# Dataset records on visual material:

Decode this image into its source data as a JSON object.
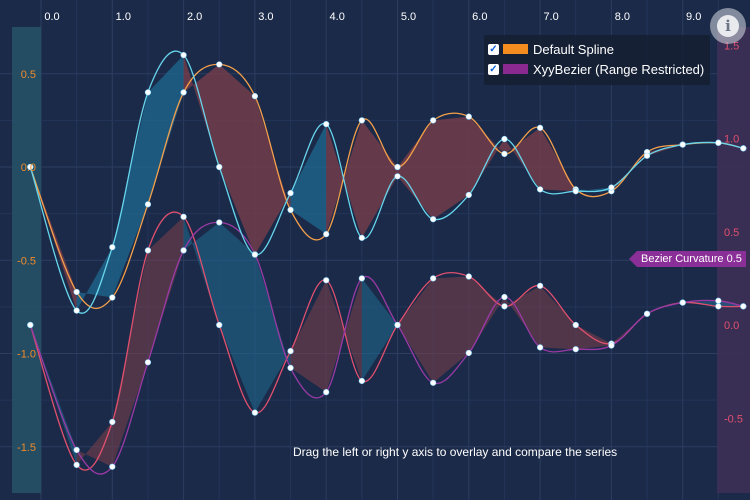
{
  "chart_data": {
    "type": "line",
    "title": "",
    "x_axis": {
      "ticks": [
        "0.0",
        "1.0",
        "2.0",
        "3.0",
        "4.0",
        "5.0",
        "6.0",
        "7.0",
        "8.0",
        "9.0"
      ],
      "range": [
        -0.15,
        9.85
      ]
    },
    "y_axis_left": {
      "ticks": [
        "-1.5",
        "-1.0",
        "-0.5",
        "0.0",
        "0.5"
      ],
      "range": [
        -1.72,
        0.72
      ],
      "color": "#f08a2a"
    },
    "y_axis_right": {
      "ticks": [
        "-0.5",
        "0.0",
        "0.5",
        "1.0",
        "1.5"
      ],
      "range": [
        -0.9,
        1.65
      ],
      "color": "#e0506e"
    },
    "grid": true,
    "legend_position": "top-right",
    "series": [
      {
        "name": "Default Spline",
        "legend_color": "#f58c20",
        "axis": "left",
        "x": [
          -0.15,
          0.5,
          1.0,
          1.5,
          2.0,
          2.5,
          3.0,
          3.5,
          4.0,
          4.5,
          5.0,
          5.5,
          6.0,
          6.5,
          7.0,
          7.5,
          8.0,
          8.5,
          9.0,
          9.5,
          9.85
        ],
        "y1": [
          0.0,
          -0.67,
          -0.7,
          -0.2,
          0.4,
          0.55,
          0.38,
          -0.23,
          -0.36,
          0.25,
          0.0,
          0.25,
          0.27,
          0.07,
          0.21,
          -0.12,
          -0.13,
          0.08,
          0.12,
          0.13,
          0.1
        ],
        "y2": [
          0.0,
          -0.77,
          -0.43,
          0.4,
          0.6,
          0.0,
          -0.47,
          -0.14,
          0.23,
          -0.38,
          -0.05,
          -0.28,
          -0.15,
          0.15,
          -0.12,
          -0.13,
          -0.11,
          0.06,
          0.12,
          0.13,
          0.1
        ]
      },
      {
        "name": "XyyBezier (Range Restricted)",
        "legend_color": "#8a2a90",
        "axis": "right",
        "x": [
          -0.15,
          0.5,
          1.0,
          1.5,
          2.0,
          2.5,
          3.0,
          3.5,
          4.0,
          4.5,
          5.0,
          5.5,
          6.0,
          6.5,
          7.0,
          7.5,
          8.0,
          8.5,
          9.0,
          9.5,
          9.85
        ],
        "y1": [
          0.0,
          -0.75,
          -0.52,
          0.4,
          0.58,
          0.0,
          -0.47,
          -0.14,
          0.24,
          -0.3,
          0.0,
          0.25,
          0.26,
          0.1,
          0.21,
          0.0,
          -0.1,
          0.06,
          0.12,
          0.1,
          0.1
        ],
        "y2": [
          0.0,
          -0.67,
          -0.76,
          -0.2,
          0.4,
          0.55,
          0.38,
          -0.23,
          -0.36,
          0.25,
          0.0,
          -0.31,
          -0.15,
          0.15,
          -0.12,
          -0.13,
          -0.11,
          0.06,
          0.12,
          0.13,
          0.1
        ]
      }
    ]
  },
  "legend": {
    "items": [
      {
        "label": "Default Spline",
        "checked": true,
        "color": "#f58c20"
      },
      {
        "label": "XyyBezier (Range Restricted)",
        "checked": true,
        "color": "#8a2a90"
      }
    ]
  },
  "annotation": {
    "bezier_label": "Bezier Curvature 0.5"
  },
  "instruction_text": "Drag the left or right y axis to overlay and compare the series",
  "info_button": {
    "icon": "info-icon",
    "glyph": "i"
  },
  "colors": {
    "background": "#1b2a48",
    "spline_line": "#f5a04a",
    "bezier_line": "#e0506e",
    "band_line": "#67d5ec",
    "fill_up": "#1f6a90",
    "fill_down": "#7e3f4a",
    "axis_strip_left": "#265468",
    "axis_strip_right": "#3d2f55"
  }
}
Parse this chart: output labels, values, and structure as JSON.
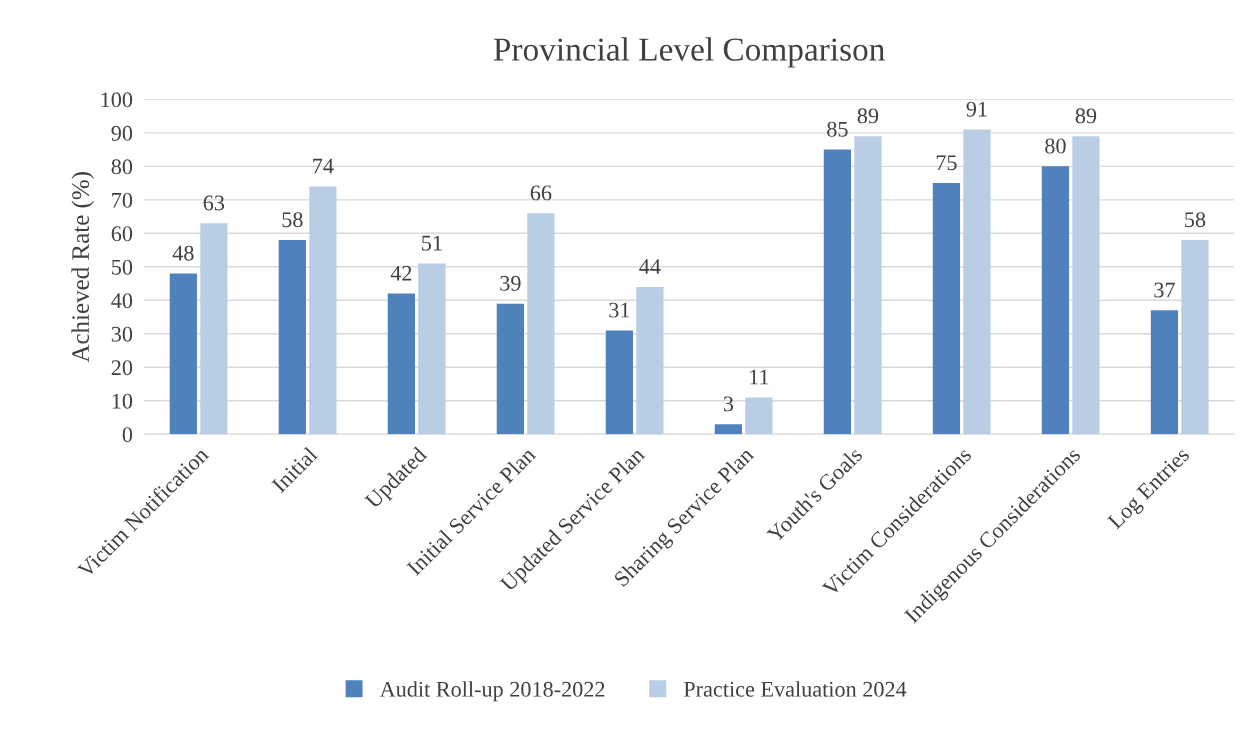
{
  "chart_data": {
    "type": "bar",
    "title": "Provincial Level Comparison",
    "ylabel": "Achieved Rate (%)",
    "categories": [
      "Victim Notification",
      "Initial",
      "Updated",
      "Initial Service Plan",
      "Updated Service Plan",
      "Sharing Service Plan",
      "Youth's Goals",
      "Victim Considerations",
      "Indigenous Considerations",
      "Log Entries"
    ],
    "series": [
      {
        "name": "Audit Roll-up 2018-2022",
        "color": "#4f81bd",
        "values": [
          48,
          58,
          42,
          39,
          31,
          3,
          85,
          75,
          80,
          37
        ]
      },
      {
        "name": "Practice Evaluation 2024",
        "color": "#b9cde5",
        "values": [
          63,
          74,
          51,
          66,
          44,
          11,
          89,
          91,
          89,
          58
        ]
      }
    ],
    "ylim": [
      0,
      100
    ],
    "yticks": [
      0,
      10,
      20,
      30,
      40,
      50,
      60,
      70,
      80,
      90,
      100
    ],
    "grid": "y",
    "legend": "bottom",
    "data_labels": true
  }
}
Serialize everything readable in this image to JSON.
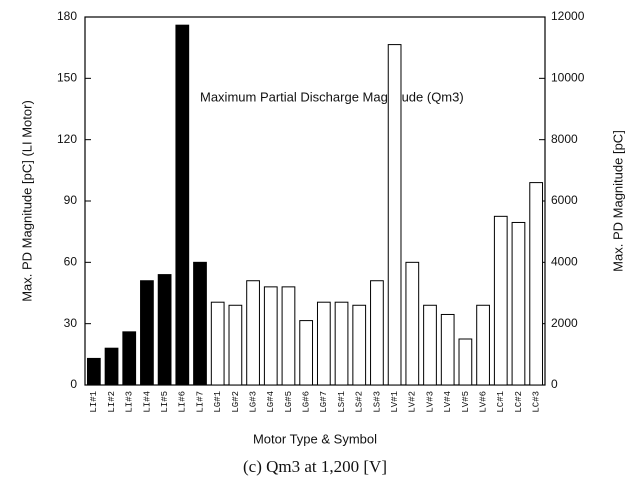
{
  "chart_data": {
    "type": "bar",
    "annotation": "Maximum Partial Discharge Magnitude (Qm3)",
    "x_label": "Motor Type & Symbol",
    "y_label": "Max. PD Magnitude  [pC]  (LI Motor)",
    "y2_label": "Max. PD Magnitude  [pC]",
    "caption": "(c) Qm3 at 1,200 [V]",
    "categories": [
      "LI#1",
      "LI#2",
      "LI#3",
      "LI#4",
      "LI#5",
      "LI#6",
      "LI#7",
      "LG#1",
      "LG#2",
      "LG#3",
      "LG#4",
      "LG#5",
      "LG#6",
      "LG#7",
      "LS#1",
      "LS#2",
      "LS#3",
      "LV#1",
      "LV#2",
      "LV#3",
      "LV#4",
      "LV#5",
      "LV#6",
      "LC#1",
      "LC#2",
      "LC#3"
    ],
    "series": [
      {
        "color": "#000000",
        "values": [
          13,
          18,
          26,
          51,
          54,
          176,
          60,
          null,
          null,
          null,
          null,
          null,
          null,
          null,
          null,
          null,
          null,
          null,
          null,
          null,
          null,
          null,
          null,
          null,
          null,
          null
        ]
      },
      {
        "color": "#ffffff",
        "axis": "y2",
        "values": [
          null,
          null,
          null,
          null,
          null,
          null,
          null,
          2700,
          2600,
          3400,
          3200,
          3200,
          2100,
          2700,
          2700,
          2600,
          3400,
          11100,
          4000,
          2600,
          2300,
          1500,
          2600,
          5500,
          5300,
          6600
        ]
      }
    ],
    "ylim": [
      0,
      180
    ],
    "yticks": [
      0,
      30,
      60,
      90,
      120,
      150,
      180
    ],
    "y2lim": [
      0,
      12000
    ],
    "y2ticks": [
      0,
      2000,
      4000,
      6000,
      8000,
      10000,
      12000
    ]
  }
}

# TASK BRIEF:
Print out the lines exactly, skipping any picture.

# REPLY TO THE EXERCISE:
Decode this image into its source data as a JSON object.
{
  "chart_data": {
    "type": "line",
    "title": "",
    "x_axis": {
      "ticks": [
        "0.0",
        "1.0",
        "2.0",
        "3.0",
        "4.0",
        "5.0",
        "6.0",
        "7.0",
        "8.0",
        "9.0"
      ],
      "range": [
        -0.15,
        9.85
      ]
    },
    "y_axis_left": {
      "ticks": [
        "-1.5",
        "-1.0",
        "-0.5",
        "0.0",
        "0.5"
      ],
      "range": [
        -1.72,
        0.72
      ],
      "color": "#f08a2a"
    },
    "y_axis_right": {
      "ticks": [
        "-0.5",
        "0.0",
        "0.5",
        "1.0",
        "1.5"
      ],
      "range": [
        -0.9,
        1.65
      ],
      "color": "#e0506e"
    },
    "grid": true,
    "legend_position": "top-right",
    "series": [
      {
        "name": "Default Spline",
        "legend_color": "#f58c20",
        "axis": "left",
        "x": [
          -0.15,
          0.5,
          1.0,
          1.5,
          2.0,
          2.5,
          3.0,
          3.5,
          4.0,
          4.5,
          5.0,
          5.5,
          6.0,
          6.5,
          7.0,
          7.5,
          8.0,
          8.5,
          9.0,
          9.5,
          9.85
        ],
        "y1": [
          0.0,
          -0.67,
          -0.7,
          -0.2,
          0.4,
          0.55,
          0.38,
          -0.23,
          -0.36,
          0.25,
          0.0,
          0.25,
          0.27,
          0.07,
          0.21,
          -0.12,
          -0.13,
          0.08,
          0.12,
          0.13,
          0.1
        ],
        "y2": [
          0.0,
          -0.77,
          -0.43,
          0.4,
          0.6,
          0.0,
          -0.47,
          -0.14,
          0.23,
          -0.38,
          -0.05,
          -0.28,
          -0.15,
          0.15,
          -0.12,
          -0.13,
          -0.11,
          0.06,
          0.12,
          0.13,
          0.1
        ]
      },
      {
        "name": "XyyBezier (Range Restricted)",
        "legend_color": "#8a2a90",
        "axis": "right",
        "x": [
          -0.15,
          0.5,
          1.0,
          1.5,
          2.0,
          2.5,
          3.0,
          3.5,
          4.0,
          4.5,
          5.0,
          5.5,
          6.0,
          6.5,
          7.0,
          7.5,
          8.0,
          8.5,
          9.0,
          9.5,
          9.85
        ],
        "y1": [
          0.0,
          -0.75,
          -0.52,
          0.4,
          0.58,
          0.0,
          -0.47,
          -0.14,
          0.24,
          -0.3,
          0.0,
          0.25,
          0.26,
          0.1,
          0.21,
          0.0,
          -0.1,
          0.06,
          0.12,
          0.1,
          0.1
        ],
        "y2": [
          0.0,
          -0.67,
          -0.76,
          -0.2,
          0.4,
          0.55,
          0.38,
          -0.23,
          -0.36,
          0.25,
          0.0,
          -0.31,
          -0.15,
          0.15,
          -0.12,
          -0.13,
          -0.11,
          0.06,
          0.12,
          0.13,
          0.1
        ]
      }
    ]
  },
  "legend": {
    "items": [
      {
        "label": "Default Spline",
        "checked": true,
        "color": "#f58c20"
      },
      {
        "label": "XyyBezier (Range Restricted)",
        "checked": true,
        "color": "#8a2a90"
      }
    ]
  },
  "annotation": {
    "bezier_label": "Bezier Curvature 0.5"
  },
  "instruction_text": "Drag the left or right y axis to overlay and compare the series",
  "info_button": {
    "icon": "info-icon",
    "glyph": "i"
  },
  "colors": {
    "background": "#1b2a48",
    "spline_line": "#f5a04a",
    "bezier_line": "#e0506e",
    "band_line": "#67d5ec",
    "fill_up": "#1f6a90",
    "fill_down": "#7e3f4a",
    "axis_strip_left": "#265468",
    "axis_strip_right": "#3d2f55"
  }
}
Parse this chart: output labels, values, and structure as JSON.
{
  "chart_data": {
    "type": "bar",
    "title": "Provincial Level Comparison",
    "ylabel": "Achieved Rate (%)",
    "categories": [
      "Victim Notification",
      "Initial",
      "Updated",
      "Initial Service Plan",
      "Updated Service Plan",
      "Sharing Service Plan",
      "Youth's Goals",
      "Victim Considerations",
      "Indigenous Considerations",
      "Log Entries"
    ],
    "series": [
      {
        "name": "Audit Roll-up 2018-2022",
        "color": "#4f81bd",
        "values": [
          48,
          58,
          42,
          39,
          31,
          3,
          85,
          75,
          80,
          37
        ]
      },
      {
        "name": "Practice Evaluation 2024",
        "color": "#b9cde5",
        "values": [
          63,
          74,
          51,
          66,
          44,
          11,
          89,
          91,
          89,
          58
        ]
      }
    ],
    "ylim": [
      0,
      100
    ],
    "yticks": [
      0,
      10,
      20,
      30,
      40,
      50,
      60,
      70,
      80,
      90,
      100
    ],
    "grid": "y",
    "legend": "bottom",
    "data_labels": true
  }
}
Serialize everything readable in this image to JSON.
{
  "chart_data": {
    "type": "bar",
    "annotation": "Maximum Partial Discharge Magnitude (Qm3)",
    "x_label": "Motor Type & Symbol",
    "y_label": "Max. PD Magnitude  [pC]  (LI Motor)",
    "y2_label": "Max. PD Magnitude  [pC]",
    "caption": "(c) Qm3 at 1,200 [V]",
    "categories": [
      "LI#1",
      "LI#2",
      "LI#3",
      "LI#4",
      "LI#5",
      "LI#6",
      "LI#7",
      "LG#1",
      "LG#2",
      "LG#3",
      "LG#4",
      "LG#5",
      "LG#6",
      "LG#7",
      "LS#1",
      "LS#2",
      "LS#3",
      "LV#1",
      "LV#2",
      "LV#3",
      "LV#4",
      "LV#5",
      "LV#6",
      "LC#1",
      "LC#2",
      "LC#3"
    ],
    "series": [
      {
        "color": "#000000",
        "values": [
          13,
          18,
          26,
          51,
          54,
          176,
          60,
          null,
          null,
          null,
          null,
          null,
          null,
          null,
          null,
          null,
          null,
          null,
          null,
          null,
          null,
          null,
          null,
          null,
          null,
          null
        ]
      },
      {
        "color": "#ffffff",
        "axis": "y2",
        "values": [
          null,
          null,
          null,
          null,
          null,
          null,
          null,
          2700,
          2600,
          3400,
          3200,
          3200,
          2100,
          2700,
          2700,
          2600,
          3400,
          11100,
          4000,
          2600,
          2300,
          1500,
          2600,
          5500,
          5300,
          6600
        ]
      }
    ],
    "ylim": [
      0,
      180
    ],
    "yticks": [
      0,
      30,
      60,
      90,
      120,
      150,
      180
    ],
    "y2lim": [
      0,
      12000
    ],
    "y2ticks": [
      0,
      2000,
      4000,
      6000,
      8000,
      10000,
      12000
    ]
  }
}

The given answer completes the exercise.